§ **Work to be completed**
Will you write out the data exactly, excluding every picture?

§ **Input rows**
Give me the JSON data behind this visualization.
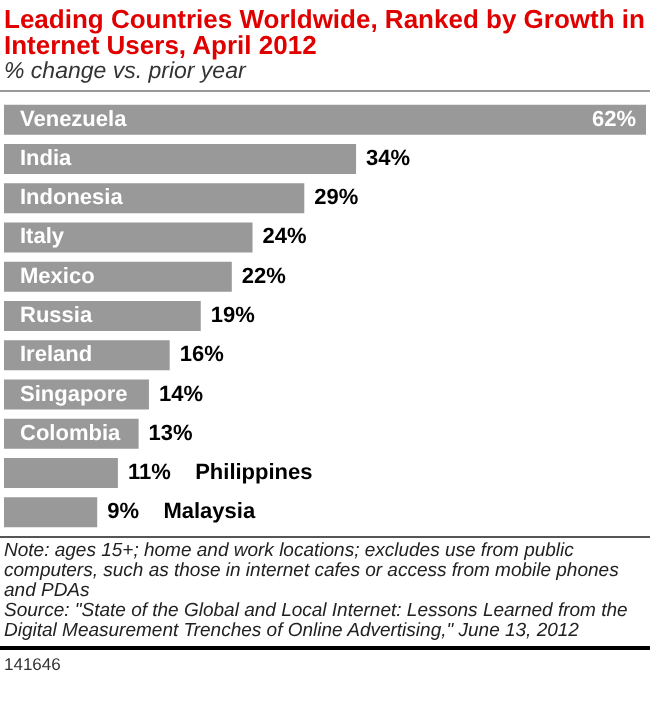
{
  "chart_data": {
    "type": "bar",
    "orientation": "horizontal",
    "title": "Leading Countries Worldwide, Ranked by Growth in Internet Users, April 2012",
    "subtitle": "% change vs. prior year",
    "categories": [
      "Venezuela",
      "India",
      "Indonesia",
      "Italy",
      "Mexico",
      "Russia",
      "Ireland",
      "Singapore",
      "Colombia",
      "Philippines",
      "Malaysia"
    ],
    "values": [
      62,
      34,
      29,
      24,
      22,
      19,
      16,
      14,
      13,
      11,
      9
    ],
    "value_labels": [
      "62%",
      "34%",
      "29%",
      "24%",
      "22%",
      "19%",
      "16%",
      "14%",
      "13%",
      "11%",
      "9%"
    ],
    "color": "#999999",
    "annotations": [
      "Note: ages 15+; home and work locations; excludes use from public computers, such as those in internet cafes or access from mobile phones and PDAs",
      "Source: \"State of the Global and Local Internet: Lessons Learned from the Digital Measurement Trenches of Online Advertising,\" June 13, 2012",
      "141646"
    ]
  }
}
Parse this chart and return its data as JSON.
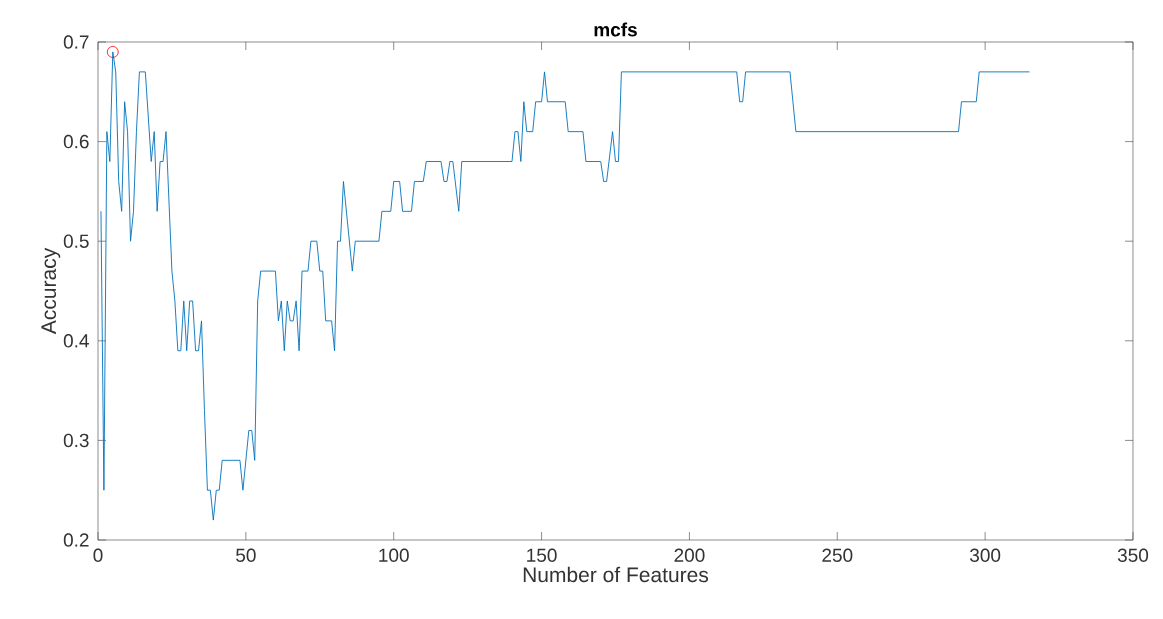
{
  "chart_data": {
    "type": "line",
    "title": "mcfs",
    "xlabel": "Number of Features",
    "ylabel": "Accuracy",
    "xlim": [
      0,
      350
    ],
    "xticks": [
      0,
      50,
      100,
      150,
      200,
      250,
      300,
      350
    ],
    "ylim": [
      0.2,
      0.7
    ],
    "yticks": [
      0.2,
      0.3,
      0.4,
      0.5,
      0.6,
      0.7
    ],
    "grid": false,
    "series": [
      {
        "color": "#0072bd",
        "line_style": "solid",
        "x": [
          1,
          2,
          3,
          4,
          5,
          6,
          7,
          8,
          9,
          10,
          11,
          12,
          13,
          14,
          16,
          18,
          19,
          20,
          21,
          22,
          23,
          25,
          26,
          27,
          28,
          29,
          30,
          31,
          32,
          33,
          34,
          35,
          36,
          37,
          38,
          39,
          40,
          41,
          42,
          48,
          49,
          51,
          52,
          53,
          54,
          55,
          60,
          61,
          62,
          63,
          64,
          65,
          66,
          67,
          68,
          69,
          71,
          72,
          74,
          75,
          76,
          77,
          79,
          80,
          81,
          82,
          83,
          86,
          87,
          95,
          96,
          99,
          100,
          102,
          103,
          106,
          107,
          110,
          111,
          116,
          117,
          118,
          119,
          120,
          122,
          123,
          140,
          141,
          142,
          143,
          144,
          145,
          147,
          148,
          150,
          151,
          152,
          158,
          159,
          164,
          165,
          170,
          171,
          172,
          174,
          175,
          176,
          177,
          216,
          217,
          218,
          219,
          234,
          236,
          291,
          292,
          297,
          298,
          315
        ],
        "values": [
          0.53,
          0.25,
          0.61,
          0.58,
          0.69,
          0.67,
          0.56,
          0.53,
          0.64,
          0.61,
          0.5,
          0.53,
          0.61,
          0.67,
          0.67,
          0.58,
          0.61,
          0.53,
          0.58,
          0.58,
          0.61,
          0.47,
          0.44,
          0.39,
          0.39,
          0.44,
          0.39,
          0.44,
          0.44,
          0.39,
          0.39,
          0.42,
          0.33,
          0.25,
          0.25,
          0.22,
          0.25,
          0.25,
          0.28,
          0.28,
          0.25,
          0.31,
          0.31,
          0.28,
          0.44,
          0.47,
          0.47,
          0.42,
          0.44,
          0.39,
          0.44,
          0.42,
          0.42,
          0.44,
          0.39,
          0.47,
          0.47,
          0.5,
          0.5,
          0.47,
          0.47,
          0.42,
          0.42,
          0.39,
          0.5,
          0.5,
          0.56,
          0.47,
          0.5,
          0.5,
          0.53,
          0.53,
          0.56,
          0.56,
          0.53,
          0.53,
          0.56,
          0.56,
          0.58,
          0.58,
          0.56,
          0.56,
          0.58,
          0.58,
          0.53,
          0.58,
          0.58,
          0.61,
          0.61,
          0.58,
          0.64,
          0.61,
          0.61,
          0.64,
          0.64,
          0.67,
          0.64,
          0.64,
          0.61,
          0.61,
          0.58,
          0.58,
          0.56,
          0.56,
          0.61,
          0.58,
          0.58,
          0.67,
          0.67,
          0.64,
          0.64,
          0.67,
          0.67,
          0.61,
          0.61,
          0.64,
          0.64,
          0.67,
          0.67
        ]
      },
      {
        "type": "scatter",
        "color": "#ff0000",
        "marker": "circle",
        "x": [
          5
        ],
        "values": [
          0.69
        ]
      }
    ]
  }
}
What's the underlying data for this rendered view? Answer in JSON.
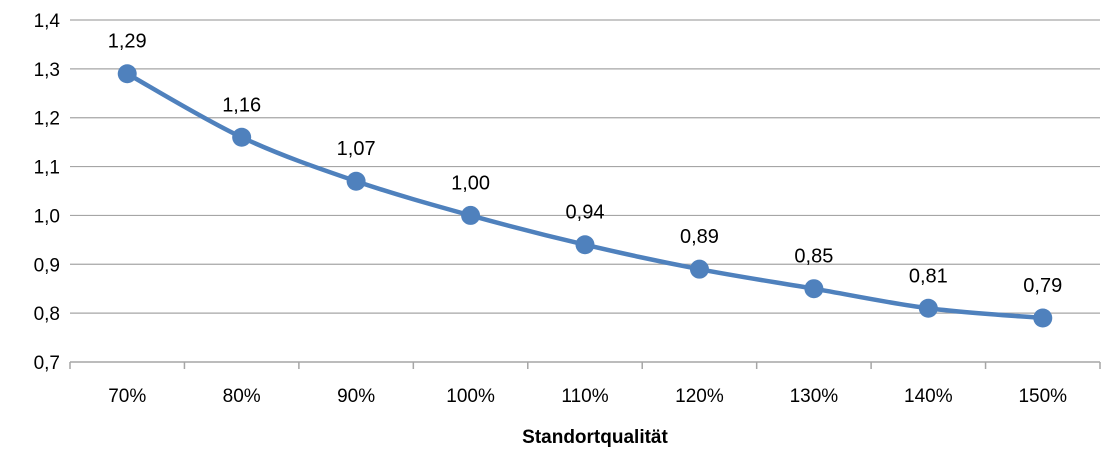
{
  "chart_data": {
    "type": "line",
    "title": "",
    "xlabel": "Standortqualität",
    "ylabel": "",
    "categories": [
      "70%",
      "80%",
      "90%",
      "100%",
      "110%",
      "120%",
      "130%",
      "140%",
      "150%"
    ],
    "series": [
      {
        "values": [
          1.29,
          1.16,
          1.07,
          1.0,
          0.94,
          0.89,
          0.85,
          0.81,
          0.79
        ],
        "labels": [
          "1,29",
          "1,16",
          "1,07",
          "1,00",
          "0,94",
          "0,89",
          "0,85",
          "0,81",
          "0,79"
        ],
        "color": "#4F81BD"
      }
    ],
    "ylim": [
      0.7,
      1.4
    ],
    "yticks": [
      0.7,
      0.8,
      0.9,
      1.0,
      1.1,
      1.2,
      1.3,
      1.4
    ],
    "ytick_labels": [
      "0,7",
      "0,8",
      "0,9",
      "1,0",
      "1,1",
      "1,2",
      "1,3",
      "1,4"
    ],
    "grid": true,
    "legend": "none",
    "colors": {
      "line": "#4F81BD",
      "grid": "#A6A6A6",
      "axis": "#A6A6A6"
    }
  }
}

§ **Result**
Give me the JSON data behind this visualization.
{
  "chart_data": {
    "type": "bar",
    "orientation": "horizontal",
    "title": "Leading Countries Worldwide, Ranked by Growth in Internet Users, April 2012",
    "subtitle": "% change vs. prior year",
    "categories": [
      "Venezuela",
      "India",
      "Indonesia",
      "Italy",
      "Mexico",
      "Russia",
      "Ireland",
      "Singapore",
      "Colombia",
      "Philippines",
      "Malaysia"
    ],
    "values": [
      62,
      34,
      29,
      24,
      22,
      19,
      16,
      14,
      13,
      11,
      9
    ],
    "value_labels": [
      "62%",
      "34%",
      "29%",
      "24%",
      "22%",
      "19%",
      "16%",
      "14%",
      "13%",
      "11%",
      "9%"
    ],
    "color": "#999999",
    "annotations": [
      "Note: ages 15+; home and work locations; excludes use from public computers, such as those in internet cafes or access from mobile phones and PDAs",
      "Source: \"State of the Global and Local Internet: Lessons Learned from the Digital Measurement Trenches of Online Advertising,\" June 13, 2012",
      "141646"
    ]
  }
}
Parse this chart and return its data as JSON.
{
  "chart_data": {
    "type": "line",
    "title": "mcfs",
    "xlabel": "Number of Features",
    "ylabel": "Accuracy",
    "xlim": [
      0,
      350
    ],
    "xticks": [
      0,
      50,
      100,
      150,
      200,
      250,
      300,
      350
    ],
    "ylim": [
      0.2,
      0.7
    ],
    "yticks": [
      0.2,
      0.3,
      0.4,
      0.5,
      0.6,
      0.7
    ],
    "grid": false,
    "series": [
      {
        "color": "#0072bd",
        "line_style": "solid",
        "x": [
          1,
          2,
          3,
          4,
          5,
          6,
          7,
          8,
          9,
          10,
          11,
          12,
          13,
          14,
          16,
          18,
          19,
          20,
          21,
          22,
          23,
          25,
          26,
          27,
          28,
          29,
          30,
          31,
          32,
          33,
          34,
          35,
          36,
          37,
          38,
          39,
          40,
          41,
          42,
          48,
          49,
          51,
          52,
          53,
          54,
          55,
          60,
          61,
          62,
          63,
          64,
          65,
          66,
          67,
          68,
          69,
          71,
          72,
          74,
          75,
          76,
          77,
          79,
          80,
          81,
          82,
          83,
          86,
          87,
          95,
          96,
          99,
          100,
          102,
          103,
          106,
          107,
          110,
          111,
          116,
          117,
          118,
          119,
          120,
          122,
          123,
          140,
          141,
          142,
          143,
          144,
          145,
          147,
          148,
          150,
          151,
          152,
          158,
          159,
          164,
          165,
          170,
          171,
          172,
          174,
          175,
          176,
          177,
          216,
          217,
          218,
          219,
          234,
          236,
          291,
          292,
          297,
          298,
          315
        ],
        "values": [
          0.53,
          0.25,
          0.61,
          0.58,
          0.69,
          0.67,
          0.56,
          0.53,
          0.64,
          0.61,
          0.5,
          0.53,
          0.61,
          0.67,
          0.67,
          0.58,
          0.61,
          0.53,
          0.58,
          0.58,
          0.61,
          0.47,
          0.44,
          0.39,
          0.39,
          0.44,
          0.39,
          0.44,
          0.44,
          0.39,
          0.39,
          0.42,
          0.33,
          0.25,
          0.25,
          0.22,
          0.25,
          0.25,
          0.28,
          0.28,
          0.25,
          0.31,
          0.31,
          0.28,
          0.44,
          0.47,
          0.47,
          0.42,
          0.44,
          0.39,
          0.44,
          0.42,
          0.42,
          0.44,
          0.39,
          0.47,
          0.47,
          0.5,
          0.5,
          0.47,
          0.47,
          0.42,
          0.42,
          0.39,
          0.5,
          0.5,
          0.56,
          0.47,
          0.5,
          0.5,
          0.53,
          0.53,
          0.56,
          0.56,
          0.53,
          0.53,
          0.56,
          0.56,
          0.58,
          0.58,
          0.56,
          0.56,
          0.58,
          0.58,
          0.53,
          0.58,
          0.58,
          0.61,
          0.61,
          0.58,
          0.64,
          0.61,
          0.61,
          0.64,
          0.64,
          0.67,
          0.64,
          0.64,
          0.61,
          0.61,
          0.58,
          0.58,
          0.56,
          0.56,
          0.61,
          0.58,
          0.58,
          0.67,
          0.67,
          0.64,
          0.64,
          0.67,
          0.67,
          0.61,
          0.61,
          0.64,
          0.64,
          0.67,
          0.67
        ]
      },
      {
        "type": "scatter",
        "color": "#ff0000",
        "marker": "circle",
        "x": [
          5
        ],
        "values": [
          0.69
        ]
      }
    ]
  }
}
What's the underlying data for this rendered view? Answer in JSON.
{
  "chart_data": {
    "type": "line",
    "title": "",
    "xlabel": "Standortqualität",
    "ylabel": "",
    "categories": [
      "70%",
      "80%",
      "90%",
      "100%",
      "110%",
      "120%",
      "130%",
      "140%",
      "150%"
    ],
    "series": [
      {
        "values": [
          1.29,
          1.16,
          1.07,
          1.0,
          0.94,
          0.89,
          0.85,
          0.81,
          0.79
        ],
        "labels": [
          "1,29",
          "1,16",
          "1,07",
          "1,00",
          "0,94",
          "0,89",
          "0,85",
          "0,81",
          "0,79"
        ],
        "color": "#4F81BD"
      }
    ],
    "ylim": [
      0.7,
      1.4
    ],
    "yticks": [
      0.7,
      0.8,
      0.9,
      1.0,
      1.1,
      1.2,
      1.3,
      1.4
    ],
    "ytick_labels": [
      "0,7",
      "0,8",
      "0,9",
      "1,0",
      "1,1",
      "1,2",
      "1,3",
      "1,4"
    ],
    "grid": true,
    "legend": "none",
    "colors": {
      "line": "#4F81BD",
      "grid": "#A6A6A6",
      "axis": "#A6A6A6"
    }
  }
}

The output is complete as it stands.